Extracted text:
• • • • •

Lopes v. Vieira

Decision Date13 March 2008
Docket NumberNo. CV-F-06-1243 OWW/SMS.,CV-F-06-1243 OWW/SMS.
Citation543 F.Supp.2d 1149
CourtU.S. District Court — Eastern District of California
PartiesManuel LOPES, et al., Plaintiff, v. George VIEIRA, et al., Defendant.

George M. Lee, Seiler Epstein Ziegler & Applegate LLP, San Francisco, CA, for Plaintiffs.

Blair Morgan White, Law Office Of Blair M. White, San Andreas, CA, Vincent O'Gara, Murphy Pearson Bradley and Feeney, James R. Kirby, Segal & Kirby, San Francisco, CA, for Defendants.

MEMORANDUM DECISION AND ORDER DENYING DEFENDANT GENSKE, MULDER & COMPANY'S MOTION TO STRIKE [Doc. 33] AND GRANTING IN PART AND DENYING IN PART MOTION TO DISMISS FIRST AMENDED COMPLAINT [Doc. 32] AND GRANTING IN PART AND DENYING IN PART DEFENDANT DOWNEY BRAND LLP'S MOTION TO DISMISS FIRST AMENDED COMPLAINT [Doc. 35]

OLIVER W. WANGER, District Judge.

Plaintiffs Manuel and Mariana Lopes dba Lopes Dairy; Raymond Lopes; Joseph Lopes and Michael Lopes, individually and dba Westside Holstein; Alvaro Machado and Tony Estevan have filed a First Amended Complaint ("FAC") pursuant to the Court's Order filed on May 30, 2005 (May 30 Order). Defendants are George and Mary Vieira; California Milk Market, a California Corporation; Valley Gold, LLC, a California limited liability company; Genske, Mulder LLP, a California limited liability partnership; Anthony Cary; Downey Brand LLP, a California limited liability partnership; Central Valley Dairymen, Inc. (CVD), a California Food and Agricultural Nonprofit Cooperative Association; and Does 1-25.1

Defendants Genske, Mulder & Company ("Genske") and. Downey Brand LLP ("Downey") have each filed motions to dismiss pursuant to Rule 12(b)(6), Federal Rules of Civil Procedure, for failure to state a claim against them upon which relief can be granted. In addition, Genske has filed a motion to strike certain allegations of the FAC pursuant to Rule 12(f), Federal Rules of Civil Procedure.

A. GENSKE'S MOTION TO STRIKE.

Genske moves pursuant to Rule 12(f), Federal Rules of Civil Procedure, to strike the allegations in Paragraph 41 of the FAC, which names as Defendants Does 1-100, inclusive, and the allegations in Paragraphs 62-68, 70, 80, 82-83, and 85, wherein Does 1-10 and George Vieira are referred to collectively as the "Promoters".

In moving to strike these allegations, Genske argues that Doe allegations are improper in the Ninth Circuit.

• • • • •

Data records:
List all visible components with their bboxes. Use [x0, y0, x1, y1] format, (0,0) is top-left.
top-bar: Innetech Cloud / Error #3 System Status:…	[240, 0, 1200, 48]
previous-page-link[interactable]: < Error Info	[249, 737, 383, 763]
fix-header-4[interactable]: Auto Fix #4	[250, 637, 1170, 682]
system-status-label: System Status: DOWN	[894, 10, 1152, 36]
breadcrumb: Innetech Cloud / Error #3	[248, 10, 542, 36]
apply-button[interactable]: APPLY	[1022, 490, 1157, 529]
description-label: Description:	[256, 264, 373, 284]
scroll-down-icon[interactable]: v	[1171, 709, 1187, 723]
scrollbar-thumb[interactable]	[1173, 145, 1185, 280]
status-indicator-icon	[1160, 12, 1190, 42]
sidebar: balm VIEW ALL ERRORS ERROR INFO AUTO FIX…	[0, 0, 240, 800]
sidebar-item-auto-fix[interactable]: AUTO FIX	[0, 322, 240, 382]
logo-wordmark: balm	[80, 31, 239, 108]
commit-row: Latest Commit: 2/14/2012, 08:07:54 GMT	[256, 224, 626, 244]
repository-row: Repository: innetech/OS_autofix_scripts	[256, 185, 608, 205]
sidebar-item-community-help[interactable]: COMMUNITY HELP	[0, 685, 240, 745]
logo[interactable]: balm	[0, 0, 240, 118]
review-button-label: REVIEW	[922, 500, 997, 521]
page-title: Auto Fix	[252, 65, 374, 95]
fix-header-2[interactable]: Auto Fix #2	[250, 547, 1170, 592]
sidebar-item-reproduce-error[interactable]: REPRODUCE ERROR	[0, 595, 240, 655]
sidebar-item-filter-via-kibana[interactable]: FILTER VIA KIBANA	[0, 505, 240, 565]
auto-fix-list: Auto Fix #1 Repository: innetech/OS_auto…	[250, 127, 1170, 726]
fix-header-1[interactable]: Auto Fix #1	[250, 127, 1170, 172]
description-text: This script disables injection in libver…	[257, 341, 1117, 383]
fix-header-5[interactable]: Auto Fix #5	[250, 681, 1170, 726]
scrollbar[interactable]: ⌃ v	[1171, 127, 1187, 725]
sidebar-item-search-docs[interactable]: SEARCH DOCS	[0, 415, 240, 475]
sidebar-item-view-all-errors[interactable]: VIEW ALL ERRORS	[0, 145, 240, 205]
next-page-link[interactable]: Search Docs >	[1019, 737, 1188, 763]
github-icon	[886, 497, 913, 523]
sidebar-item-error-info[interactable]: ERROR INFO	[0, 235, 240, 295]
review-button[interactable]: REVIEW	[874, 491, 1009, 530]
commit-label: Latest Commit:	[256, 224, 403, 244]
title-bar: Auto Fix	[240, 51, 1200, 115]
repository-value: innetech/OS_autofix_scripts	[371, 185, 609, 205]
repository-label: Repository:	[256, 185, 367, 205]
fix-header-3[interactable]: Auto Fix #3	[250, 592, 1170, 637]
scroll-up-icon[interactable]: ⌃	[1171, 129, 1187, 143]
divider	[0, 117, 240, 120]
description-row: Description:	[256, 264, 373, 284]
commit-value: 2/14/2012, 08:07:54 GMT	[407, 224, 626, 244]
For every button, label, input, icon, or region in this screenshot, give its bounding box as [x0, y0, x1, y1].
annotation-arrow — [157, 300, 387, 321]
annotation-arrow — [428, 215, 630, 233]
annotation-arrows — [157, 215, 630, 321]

• • • • •

Problem:
Rewrite the court decision from "Citation543 F.Supp.2d 1149" through "WANGER, District Judge.", putting "Sacramento" in place of "San Francisco".

The solution:
Citation543 F.Supp.2d 1149
CourtU.S. District Court — Eastern District of California
PartiesManuel LOPES, et al., Plaintiff, v. George VIEIRA, et al., Defendant.

George M. Lee, Seiler Epstein Ziegler & Applegate LLP, Sacramento, CA, for Plaintiffs.

Blair Morgan White, Law Office Of Blair M. White, San Andreas, CA, Vincent O'Gara, Murphy Pearson Bradley and Feeney, James R. Kirby, Segal & Kirby, Sacramento, CA, for Defendants.

MEMORANDUM DECISION AND ORDER DENYING DEFENDANT GENSKE, MULDER & COMPANY'S MOTION TO STRIKE [Doc. 33] AND GRANTING IN PART AND DENYING IN PART MOTION TO DISMISS FIRST AMENDED COMPLAINT [Doc. 32] AND GRANTING IN PART AND DENYING IN PART DEFENDANT DOWNEY BRAND LLP'S MOTION TO DISMISS FIRST AMENDED COMPLAINT [Doc. 35]

OLIVER W. WANGER, District Judge.